* **GIVEN INSTRUCTION**:
Return a copy of every line in the records that includes the word "color".
═════ RECORDS SUPPLIED
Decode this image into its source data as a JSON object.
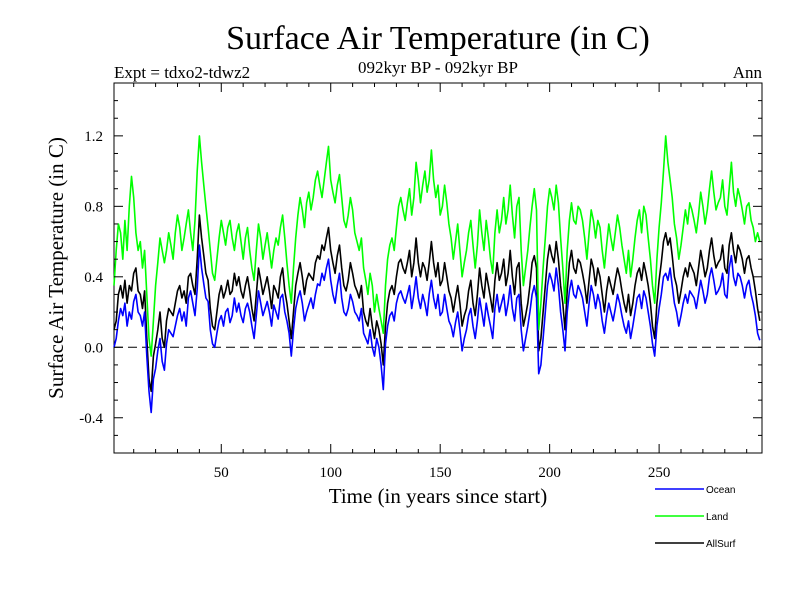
{
  "chart_data": {
    "type": "line",
    "title": "Surface Air Temperature (in C)",
    "subtitle_left": "Expt = tdxo2-tdwz2",
    "subtitle_center": "092kyr BP - 092kyr BP",
    "subtitle_right": "Ann",
    "xlabel": "Time (in years since start)",
    "ylabel": "Surface Air Temperature (in C)",
    "xlim": [
      1,
      297
    ],
    "ylim": [
      -0.6,
      1.5
    ],
    "x_ticks": [
      50,
      100,
      150,
      200,
      250
    ],
    "x_tick_labels": [
      "50",
      "100",
      "150",
      "200",
      "250"
    ],
    "y_ticks": [
      -0.4,
      0.0,
      0.4,
      0.8,
      1.2
    ],
    "y_tick_labels": [
      "-0.4",
      "0.0",
      "0.4",
      "0.8",
      "1.2"
    ],
    "zero_line": true,
    "legend_position": "bottom-right",
    "series": [
      {
        "name": "Ocean",
        "color": "#0000ff",
        "values": [
          0.0,
          0.05,
          0.15,
          0.22,
          0.18,
          0.25,
          0.12,
          0.2,
          0.16,
          0.26,
          0.3,
          0.2,
          0.18,
          0.12,
          0.2,
          -0.05,
          -0.25,
          -0.37,
          -0.18,
          -0.12,
          -0.02,
          0.05,
          -0.08,
          -0.13,
          0.02,
          0.1,
          0.08,
          0.06,
          0.12,
          0.18,
          0.22,
          0.15,
          0.2,
          0.12,
          0.28,
          0.32,
          0.25,
          0.18,
          0.33,
          0.58,
          0.45,
          0.36,
          0.28,
          0.26,
          0.1,
          0.02,
          0.0,
          0.08,
          0.15,
          0.18,
          0.12,
          0.2,
          0.22,
          0.14,
          0.18,
          0.28,
          0.2,
          0.25,
          0.18,
          0.14,
          0.22,
          0.25,
          0.2,
          0.12,
          0.05,
          0.18,
          0.32,
          0.25,
          0.18,
          0.22,
          0.26,
          0.2,
          0.12,
          0.24,
          0.2,
          0.16,
          0.28,
          0.3,
          0.2,
          0.15,
          0.08,
          -0.05,
          0.1,
          0.22,
          0.28,
          0.32,
          0.25,
          0.15,
          0.2,
          0.24,
          0.28,
          0.22,
          0.3,
          0.36,
          0.35,
          0.42,
          0.38,
          0.45,
          0.5,
          0.38,
          0.3,
          0.25,
          0.35,
          0.42,
          0.28,
          0.2,
          0.18,
          0.22,
          0.3,
          0.26,
          0.2,
          0.18,
          0.15,
          0.22,
          0.08,
          0.05,
          0.02,
          0.1,
          0.0,
          -0.05,
          0.05,
          0.0,
          -0.1,
          -0.24,
          0.02,
          0.12,
          0.18,
          0.2,
          0.15,
          0.25,
          0.3,
          0.32,
          0.28,
          0.25,
          0.3,
          0.35,
          0.22,
          0.3,
          0.4,
          0.28,
          0.22,
          0.3,
          0.25,
          0.18,
          0.3,
          0.38,
          0.28,
          0.22,
          0.3,
          0.18,
          0.2,
          0.3,
          0.22,
          0.15,
          0.12,
          0.06,
          0.14,
          0.2,
          0.1,
          -0.02,
          0.05,
          0.1,
          0.18,
          0.22,
          0.12,
          0.05,
          0.15,
          0.28,
          0.2,
          0.12,
          0.25,
          0.18,
          0.12,
          0.05,
          0.22,
          0.3,
          0.2,
          0.25,
          0.3,
          0.18,
          0.25,
          0.35,
          0.22,
          0.15,
          0.28,
          0.3,
          0.1,
          -0.02,
          0.05,
          0.12,
          0.2,
          0.3,
          0.35,
          0.28,
          -0.15,
          -0.1,
          0.05,
          0.2,
          0.35,
          0.42,
          0.38,
          0.32,
          0.45,
          0.35,
          0.2,
          0.1,
          -0.02,
          0.2,
          0.32,
          0.38,
          0.3,
          0.28,
          0.35,
          0.32,
          0.28,
          0.2,
          0.12,
          0.25,
          0.35,
          0.3,
          0.22,
          0.3,
          0.25,
          0.15,
          0.08,
          0.18,
          0.25,
          0.2,
          0.15,
          0.22,
          0.3,
          0.25,
          0.18,
          0.12,
          0.08,
          0.15,
          0.05,
          0.12,
          0.2,
          0.28,
          0.3,
          0.22,
          0.32,
          0.28,
          0.2,
          0.12,
          0.02,
          -0.05,
          0.12,
          0.22,
          0.3,
          0.4,
          0.42,
          0.38,
          0.45,
          0.35,
          0.25,
          0.2,
          0.12,
          0.18,
          0.25,
          0.3,
          0.25,
          0.32,
          0.3,
          0.28,
          0.22,
          0.3,
          0.38,
          0.32,
          0.25,
          0.3,
          0.4,
          0.45,
          0.38,
          0.3,
          0.32,
          0.35,
          0.42,
          0.3,
          0.28,
          0.45,
          0.52,
          0.4,
          0.35,
          0.42,
          0.4,
          0.35,
          0.28,
          0.35,
          0.38,
          0.3,
          0.25,
          0.18,
          0.08,
          0.04
        ]
      },
      {
        "name": "Land",
        "color": "#00ff00",
        "values": [
          0.35,
          0.55,
          0.7,
          0.65,
          0.5,
          0.72,
          0.55,
          0.8,
          0.97,
          0.85,
          0.65,
          0.55,
          0.6,
          0.45,
          0.55,
          0.3,
          0.05,
          -0.05,
          0.15,
          0.35,
          0.48,
          0.62,
          0.55,
          0.48,
          0.55,
          0.65,
          0.58,
          0.5,
          0.65,
          0.75,
          0.68,
          0.55,
          0.62,
          0.7,
          0.78,
          0.65,
          0.55,
          0.72,
          1.0,
          1.2,
          1.05,
          0.92,
          0.8,
          0.68,
          0.55,
          0.42,
          0.38,
          0.5,
          0.62,
          0.72,
          0.65,
          0.58,
          0.68,
          0.72,
          0.62,
          0.55,
          0.65,
          0.7,
          0.6,
          0.5,
          0.62,
          0.68,
          0.55,
          0.45,
          0.38,
          0.55,
          0.7,
          0.62,
          0.5,
          0.58,
          0.65,
          0.55,
          0.45,
          0.55,
          0.62,
          0.58,
          0.68,
          0.75,
          0.62,
          0.48,
          0.35,
          0.25,
          0.45,
          0.62,
          0.75,
          0.85,
          0.78,
          0.68,
          0.82,
          0.88,
          0.78,
          0.85,
          0.95,
          1.0,
          0.92,
          0.85,
          0.95,
          1.05,
          1.14,
          0.95,
          0.88,
          0.82,
          0.92,
          0.98,
          0.85,
          0.72,
          0.68,
          0.75,
          0.85,
          0.78,
          0.65,
          0.6,
          0.55,
          0.62,
          0.45,
          0.38,
          0.3,
          0.42,
          0.35,
          0.2,
          0.3,
          0.22,
          0.15,
          0.08,
          0.35,
          0.5,
          0.58,
          0.62,
          0.55,
          0.68,
          0.8,
          0.85,
          0.78,
          0.72,
          0.82,
          0.9,
          0.75,
          0.85,
          1.05,
          0.95,
          0.82,
          0.92,
          1.0,
          0.88,
          0.95,
          1.12,
          0.95,
          0.85,
          0.92,
          0.75,
          0.8,
          0.92,
          0.82,
          0.7,
          0.62,
          0.5,
          0.6,
          0.7,
          0.55,
          0.4,
          0.48,
          0.55,
          0.65,
          0.72,
          0.58,
          0.45,
          0.58,
          0.78,
          0.65,
          0.55,
          0.72,
          0.62,
          0.5,
          0.42,
          0.65,
          0.78,
          0.65,
          0.72,
          0.85,
          0.7,
          0.78,
          0.92,
          0.75,
          0.62,
          0.8,
          0.85,
          0.55,
          0.35,
          0.45,
          0.55,
          0.68,
          0.8,
          0.9,
          0.78,
          0.1,
          0.25,
          0.45,
          0.62,
          0.8,
          0.9,
          0.85,
          0.78,
          0.92,
          0.82,
          0.62,
          0.45,
          0.25,
          0.55,
          0.72,
          0.82,
          0.72,
          0.7,
          0.8,
          0.78,
          0.72,
          0.62,
          0.5,
          0.65,
          0.78,
          0.72,
          0.62,
          0.72,
          0.68,
          0.55,
          0.45,
          0.58,
          0.7,
          0.62,
          0.55,
          0.65,
          0.75,
          0.68,
          0.58,
          0.5,
          0.42,
          0.55,
          0.4,
          0.5,
          0.62,
          0.72,
          0.78,
          0.65,
          0.8,
          0.75,
          0.62,
          0.5,
          0.35,
          0.25,
          0.5,
          0.68,
          0.82,
          1.0,
          1.2,
          1.05,
          0.95,
          0.85,
          0.7,
          0.62,
          0.5,
          0.58,
          0.68,
          0.78,
          0.7,
          0.82,
          0.78,
          0.72,
          0.65,
          0.75,
          0.88,
          0.8,
          0.7,
          0.78,
          0.9,
          1.0,
          0.88,
          0.78,
          0.82,
          0.85,
          0.95,
          0.8,
          0.75,
          0.9,
          1.05,
          0.88,
          0.8,
          0.9,
          0.85,
          0.78,
          0.7,
          0.8,
          0.82,
          0.72,
          0.68,
          0.6,
          0.65,
          0.6
        ]
      },
      {
        "name": "AllSurf",
        "color": "#000000",
        "values": [
          0.1,
          0.15,
          0.3,
          0.35,
          0.28,
          0.38,
          0.25,
          0.35,
          0.32,
          0.42,
          0.45,
          0.32,
          0.3,
          0.22,
          0.32,
          0.05,
          -0.18,
          -0.25,
          -0.05,
          0.02,
          0.1,
          0.2,
          0.05,
          0.0,
          0.15,
          0.22,
          0.2,
          0.18,
          0.25,
          0.32,
          0.35,
          0.28,
          0.32,
          0.25,
          0.4,
          0.42,
          0.35,
          0.3,
          0.5,
          0.75,
          0.62,
          0.52,
          0.42,
          0.38,
          0.22,
          0.12,
          0.1,
          0.2,
          0.3,
          0.35,
          0.28,
          0.32,
          0.38,
          0.3,
          0.32,
          0.42,
          0.35,
          0.4,
          0.32,
          0.28,
          0.35,
          0.4,
          0.32,
          0.22,
          0.15,
          0.3,
          0.45,
          0.38,
          0.3,
          0.35,
          0.4,
          0.32,
          0.22,
          0.35,
          0.32,
          0.28,
          0.4,
          0.45,
          0.32,
          0.25,
          0.15,
          0.05,
          0.2,
          0.35,
          0.42,
          0.48,
          0.4,
          0.3,
          0.38,
          0.42,
          0.4,
          0.38,
          0.48,
          0.52,
          0.5,
          0.58,
          0.55,
          0.62,
          0.68,
          0.55,
          0.48,
          0.42,
          0.52,
          0.58,
          0.45,
          0.35,
          0.32,
          0.38,
          0.48,
          0.42,
          0.35,
          0.32,
          0.28,
          0.35,
          0.2,
          0.15,
          0.12,
          0.22,
          0.12,
          0.05,
          0.15,
          0.1,
          0.02,
          -0.1,
          0.12,
          0.25,
          0.32,
          0.35,
          0.3,
          0.4,
          0.48,
          0.5,
          0.45,
          0.42,
          0.48,
          0.55,
          0.4,
          0.48,
          0.62,
          0.48,
          0.4,
          0.48,
          0.45,
          0.38,
          0.48,
          0.6,
          0.48,
          0.4,
          0.48,
          0.35,
          0.38,
          0.48,
          0.4,
          0.32,
          0.28,
          0.2,
          0.28,
          0.35,
          0.25,
          0.12,
          0.18,
          0.22,
          0.32,
          0.38,
          0.25,
          0.18,
          0.3,
          0.45,
          0.35,
          0.28,
          0.42,
          0.35,
          0.28,
          0.2,
          0.38,
          0.48,
          0.38,
          0.42,
          0.5,
          0.35,
          0.42,
          0.55,
          0.4,
          0.3,
          0.45,
          0.48,
          0.25,
          0.12,
          0.18,
          0.25,
          0.35,
          0.48,
          0.52,
          0.45,
          -0.02,
          0.05,
          0.2,
          0.35,
          0.5,
          0.58,
          0.52,
          0.48,
          0.6,
          0.5,
          0.35,
          0.25,
          0.1,
          0.32,
          0.48,
          0.55,
          0.45,
          0.42,
          0.5,
          0.48,
          0.42,
          0.35,
          0.25,
          0.38,
          0.5,
          0.45,
          0.35,
          0.45,
          0.4,
          0.3,
          0.2,
          0.32,
          0.4,
          0.35,
          0.3,
          0.38,
          0.45,
          0.4,
          0.32,
          0.25,
          0.2,
          0.3,
          0.18,
          0.25,
          0.35,
          0.42,
          0.45,
          0.38,
          0.48,
          0.42,
          0.35,
          0.25,
          0.12,
          0.05,
          0.25,
          0.38,
          0.48,
          0.6,
          0.65,
          0.58,
          0.62,
          0.52,
          0.4,
          0.35,
          0.25,
          0.32,
          0.4,
          0.45,
          0.4,
          0.48,
          0.45,
          0.42,
          0.35,
          0.45,
          0.55,
          0.48,
          0.4,
          0.45,
          0.55,
          0.62,
          0.52,
          0.45,
          0.48,
          0.5,
          0.58,
          0.45,
          0.42,
          0.58,
          0.65,
          0.55,
          0.48,
          0.58,
          0.55,
          0.5,
          0.42,
          0.5,
          0.52,
          0.45,
          0.4,
          0.32,
          0.22,
          0.15
        ]
      }
    ]
  }
}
══════════
* **REPLY TO THE EXERCISE**:
        "color": "#0000ff",
        "color": "#00ff00",
        "color": "#000000",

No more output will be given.